(Dataset records)
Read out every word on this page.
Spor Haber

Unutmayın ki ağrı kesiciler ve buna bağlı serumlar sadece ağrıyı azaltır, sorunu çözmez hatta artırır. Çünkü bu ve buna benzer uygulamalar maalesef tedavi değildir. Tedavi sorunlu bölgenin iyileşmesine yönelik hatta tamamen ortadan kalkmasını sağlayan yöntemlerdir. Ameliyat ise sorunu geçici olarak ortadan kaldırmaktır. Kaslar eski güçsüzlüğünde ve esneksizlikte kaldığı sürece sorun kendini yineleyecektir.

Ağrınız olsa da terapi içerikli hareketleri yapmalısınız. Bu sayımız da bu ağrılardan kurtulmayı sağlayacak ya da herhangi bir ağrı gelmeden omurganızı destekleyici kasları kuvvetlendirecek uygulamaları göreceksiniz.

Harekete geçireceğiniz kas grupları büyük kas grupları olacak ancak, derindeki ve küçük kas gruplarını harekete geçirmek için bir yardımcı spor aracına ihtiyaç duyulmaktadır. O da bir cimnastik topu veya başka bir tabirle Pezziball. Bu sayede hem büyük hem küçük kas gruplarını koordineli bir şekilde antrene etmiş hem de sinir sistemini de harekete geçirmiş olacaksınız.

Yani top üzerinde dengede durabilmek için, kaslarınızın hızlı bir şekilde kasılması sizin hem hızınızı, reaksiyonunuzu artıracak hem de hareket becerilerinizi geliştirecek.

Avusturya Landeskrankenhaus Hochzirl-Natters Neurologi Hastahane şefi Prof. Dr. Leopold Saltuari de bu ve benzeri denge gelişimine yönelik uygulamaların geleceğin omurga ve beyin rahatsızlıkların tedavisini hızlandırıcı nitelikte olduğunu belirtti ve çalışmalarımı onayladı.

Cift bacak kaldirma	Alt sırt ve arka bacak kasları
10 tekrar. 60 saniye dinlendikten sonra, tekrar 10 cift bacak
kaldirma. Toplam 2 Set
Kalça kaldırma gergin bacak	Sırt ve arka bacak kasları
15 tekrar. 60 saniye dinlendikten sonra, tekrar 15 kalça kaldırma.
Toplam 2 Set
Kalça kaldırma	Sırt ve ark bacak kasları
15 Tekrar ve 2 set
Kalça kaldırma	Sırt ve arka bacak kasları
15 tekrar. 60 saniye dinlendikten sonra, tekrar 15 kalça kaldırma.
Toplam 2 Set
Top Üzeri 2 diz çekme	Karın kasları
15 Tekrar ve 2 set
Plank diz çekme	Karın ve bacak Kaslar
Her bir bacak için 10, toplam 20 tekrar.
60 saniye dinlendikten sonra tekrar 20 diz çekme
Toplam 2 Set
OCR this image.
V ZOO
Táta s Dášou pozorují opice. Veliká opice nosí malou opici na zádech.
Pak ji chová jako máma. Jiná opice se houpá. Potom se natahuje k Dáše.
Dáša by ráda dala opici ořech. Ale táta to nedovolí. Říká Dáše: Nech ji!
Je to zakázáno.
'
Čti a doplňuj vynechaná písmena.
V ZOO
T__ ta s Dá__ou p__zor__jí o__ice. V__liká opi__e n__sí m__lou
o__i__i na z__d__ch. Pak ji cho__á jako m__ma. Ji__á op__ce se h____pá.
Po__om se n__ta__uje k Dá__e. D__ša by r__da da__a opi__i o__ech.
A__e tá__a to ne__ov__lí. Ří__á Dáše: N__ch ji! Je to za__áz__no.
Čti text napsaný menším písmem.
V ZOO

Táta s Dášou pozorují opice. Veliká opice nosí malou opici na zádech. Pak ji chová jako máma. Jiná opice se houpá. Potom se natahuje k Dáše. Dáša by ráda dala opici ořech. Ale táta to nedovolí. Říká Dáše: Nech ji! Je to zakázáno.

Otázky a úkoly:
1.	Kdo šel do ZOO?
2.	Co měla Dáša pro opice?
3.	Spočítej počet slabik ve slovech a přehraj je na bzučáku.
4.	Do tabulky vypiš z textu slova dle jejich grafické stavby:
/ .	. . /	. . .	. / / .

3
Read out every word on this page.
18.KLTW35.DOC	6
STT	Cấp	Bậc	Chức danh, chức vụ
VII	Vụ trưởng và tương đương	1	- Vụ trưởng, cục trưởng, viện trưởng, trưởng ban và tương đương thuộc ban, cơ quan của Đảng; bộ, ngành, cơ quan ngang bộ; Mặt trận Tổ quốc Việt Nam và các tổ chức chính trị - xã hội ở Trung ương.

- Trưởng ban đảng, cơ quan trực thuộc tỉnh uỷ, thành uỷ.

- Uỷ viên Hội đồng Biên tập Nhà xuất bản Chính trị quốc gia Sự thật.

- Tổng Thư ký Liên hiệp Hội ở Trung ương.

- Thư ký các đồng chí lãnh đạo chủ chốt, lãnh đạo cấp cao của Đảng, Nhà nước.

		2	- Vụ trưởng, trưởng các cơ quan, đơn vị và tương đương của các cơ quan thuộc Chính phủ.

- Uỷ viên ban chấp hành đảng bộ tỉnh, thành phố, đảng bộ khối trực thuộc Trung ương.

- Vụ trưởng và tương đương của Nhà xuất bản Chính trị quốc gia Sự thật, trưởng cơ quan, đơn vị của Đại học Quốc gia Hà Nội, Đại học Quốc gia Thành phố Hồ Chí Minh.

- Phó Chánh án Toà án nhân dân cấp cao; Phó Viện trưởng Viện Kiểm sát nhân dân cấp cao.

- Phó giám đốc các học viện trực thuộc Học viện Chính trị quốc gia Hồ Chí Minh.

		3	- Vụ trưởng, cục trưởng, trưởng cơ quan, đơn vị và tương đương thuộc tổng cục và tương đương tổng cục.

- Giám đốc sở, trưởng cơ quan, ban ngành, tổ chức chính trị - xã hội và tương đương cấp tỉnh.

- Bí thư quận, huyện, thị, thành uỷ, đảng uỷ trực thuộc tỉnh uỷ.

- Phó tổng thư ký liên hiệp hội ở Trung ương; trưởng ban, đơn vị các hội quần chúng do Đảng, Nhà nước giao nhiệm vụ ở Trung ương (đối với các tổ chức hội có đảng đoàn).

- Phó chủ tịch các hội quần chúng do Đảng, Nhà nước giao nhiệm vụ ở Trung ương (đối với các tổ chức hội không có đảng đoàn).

_What is required_.
Write out all the records above again, exactly as they stand.

_Result for this task_.
Read out every word on this page.
Spor Haber

Unutmayın ki ağrı kesiciler ve buna bağlı serumlar sadece ağrıyı azaltır, sorunu çözmez hatta artırır. Çünkü bu ve buna benzer uygulamalar maalesef tedavi değildir. Tedavi sorunlu bölgenin iyileşmesine yönelik hatta tamamen ortadan kalkmasını sağlayan yöntemlerdir. Ameliyat ise sorunu geçici olarak ortadan kaldırmaktır. Kaslar eski güçsüzlüğünde ve esneksizlikte kaldığı sürece sorun kendini yineleyecektir.

Ağrınız olsa da terapi içerikli hareketleri yapmalısınız. Bu sayımız da bu ağrılardan kurtulmayı sağlayacak ya da herhangi bir ağrı gelmeden omurganızı destekleyici kasları kuvvetlendirecek uygulamaları göreceksiniz.

Harekete geçireceğiniz kas grupları büyük kas grupları olacak ancak, derindeki ve küçük kas gruplarını harekete geçirmek için bir yardımcı spor aracına ihtiyaç duyulmaktadır. O da bir cimnastik topu veya başka bir tabirle Pezziball. Bu sayede hem büyük hem küçük kas gruplarını koordineli bir şekilde antrene etmiş hem de sinir sistemini de harekete geçirmiş olacaksınız.

Yani top üzerinde dengede durabilmek için, kaslarınızın hızlı bir şekilde kasılması sizin hem hızınızı, reaksiyonunuzu artıracak hem de hareket becerilerinizi geliştirecek.

Avusturya Landeskrankenhaus Hochzirl-Natters Neurologi Hastahane şefi Prof. Dr. Leopold Saltuari de bu ve benzeri denge gelişimine yönelik uygulamaların geleceğin omurga ve beyin rahatsızlıkların tedavisini hızlandırıcı nitelikte olduğunu belirtti ve çalışmalarımı onayladı.

Cift bacak kaldirma	Alt sırt ve arka bacak kasları
10 tekrar. 60 saniye dinlendikten sonra, tekrar 10 cift bacak
kaldirma. Toplam 2 Set
Kalça kaldırma gergin bacak	Sırt ve arka bacak kasları
15 tekrar. 60 saniye dinlendikten sonra, tekrar 15 kalça kaldırma.
Toplam 2 Set
Kalça kaldırma	Sırt ve ark bacak kasları
15 Tekrar ve 2 set
Kalça kaldırma	Sırt ve arka bacak kasları
15 tekrar. 60 saniye dinlendikten sonra, tekrar 15 kalça kaldırma.
Toplam 2 Set
Top Üzeri 2 diz çekme	Karın kasları
15 Tekrar ve 2 set
Plank diz çekme	Karın ve bacak Kaslar
Her bir bacak için 10, toplam 20 tekrar.
60 saniye dinlendikten sonra tekrar 20 diz çekme
Toplam 2 Set
OCR this image.
V ZOO
Táta s Dášou pozorují opice. Veliká opice nosí malou opici na zádech.
Pak ji chová jako máma. Jiná opice se houpá. Potom se natahuje k Dáše.
Dáša by ráda dala opici ořech. Ale táta to nedovolí. Říká Dáše: Nech ji!
Je to zakázáno.
'
Čti a doplňuj vynechaná písmena.
V ZOO
T__ ta s Dá__ou p__zor__jí o__ice. V__liká opi__e n__sí m__lou
o__i__i na z__d__ch. Pak ji cho__á jako m__ma. Ji__á op__ce se h____pá.
Po__om se n__ta__uje k Dá__e. D__ša by r__da da__a opi__i o__ech.
A__e tá__a to ne__ov__lí. Ří__á Dáše: N__ch ji! Je to za__áz__no.
Čti text napsaný menším písmem.
V ZOO

Táta s Dášou pozorují opice. Veliká opice nosí malou opici na zádech. Pak ji chová jako máma. Jiná opice se houpá. Potom se natahuje k Dáše. Dáša by ráda dala opici ořech. Ale táta to nedovolí. Říká Dáše: Nech ji! Je to zakázáno.

Otázky a úkoly:
1.	Kdo šel do ZOO?
2.	Co měla Dáša pro opice?
3.	Spočítej počet slabik ve slovech a přehraj je na bzučáku.
4.	Do tabulky vypiš z textu slova dle jejich grafické stavby:
/ .	. . /	. . .	. / / .

3
Read out every word on this page.
18.KLTW35.DOC	6
STT	Cấp	Bậc	Chức danh, chức vụ
VII	Vụ trưởng và tương đương	1	- Vụ trưởng, cục trưởng, viện trưởng, trưởng ban và tương đương thuộc ban, cơ quan của Đảng; bộ, ngành, cơ quan ngang bộ; Mặt trận Tổ quốc Việt Nam và các tổ chức chính trị - xã hội ở Trung ương.

- Trưởng ban đảng, cơ quan trực thuộc tỉnh uỷ, thành uỷ.

- Uỷ viên Hội đồng Biên tập Nhà xuất bản Chính trị quốc gia Sự thật.

- Tổng Thư ký Liên hiệp Hội ở Trung ương.

- Thư ký các đồng chí lãnh đạo chủ chốt, lãnh đạo cấp cao của Đảng, Nhà nước.

		2	- Vụ trưởng, trưởng các cơ quan, đơn vị và tương đương của các cơ quan thuộc Chính phủ.

- Uỷ viên ban chấp hành đảng bộ tỉnh, thành phố, đảng bộ khối trực thuộc Trung ương.

- Vụ trưởng và tương đương của Nhà xuất bản Chính trị quốc gia Sự thật, trưởng cơ quan, đơn vị của Đại học Quốc gia Hà Nội, Đại học Quốc gia Thành phố Hồ Chí Minh.

- Phó Chánh án Toà án nhân dân cấp cao; Phó Viện trưởng Viện Kiểm sát nhân dân cấp cao.

- Phó giám đốc các học viện trực thuộc Học viện Chính trị quốc gia Hồ Chí Minh.

		3	- Vụ trưởng, cục trưởng, trưởng cơ quan, đơn vị và tương đương thuộc tổng cục và tương đương tổng cục.

- Giám đốc sở, trưởng cơ quan, ban ngành, tổ chức chính trị - xã hội và tương đương cấp tỉnh.

- Bí thư quận, huyện, thị, thành uỷ, đảng uỷ trực thuộc tỉnh uỷ.

- Phó tổng thư ký liên hiệp hội ở Trung ương; trưởng ban, đơn vị các hội quần chúng do Đảng, Nhà nước giao nhiệm vụ ở Trung ương (đối với các tổ chức hội có đảng đoàn).

- Phó chủ tịch các hội quần chúng do Đảng, Nhà nước giao nhiệm vụ ở Trung ương (đối với các tổ chức hội không có đảng đoàn).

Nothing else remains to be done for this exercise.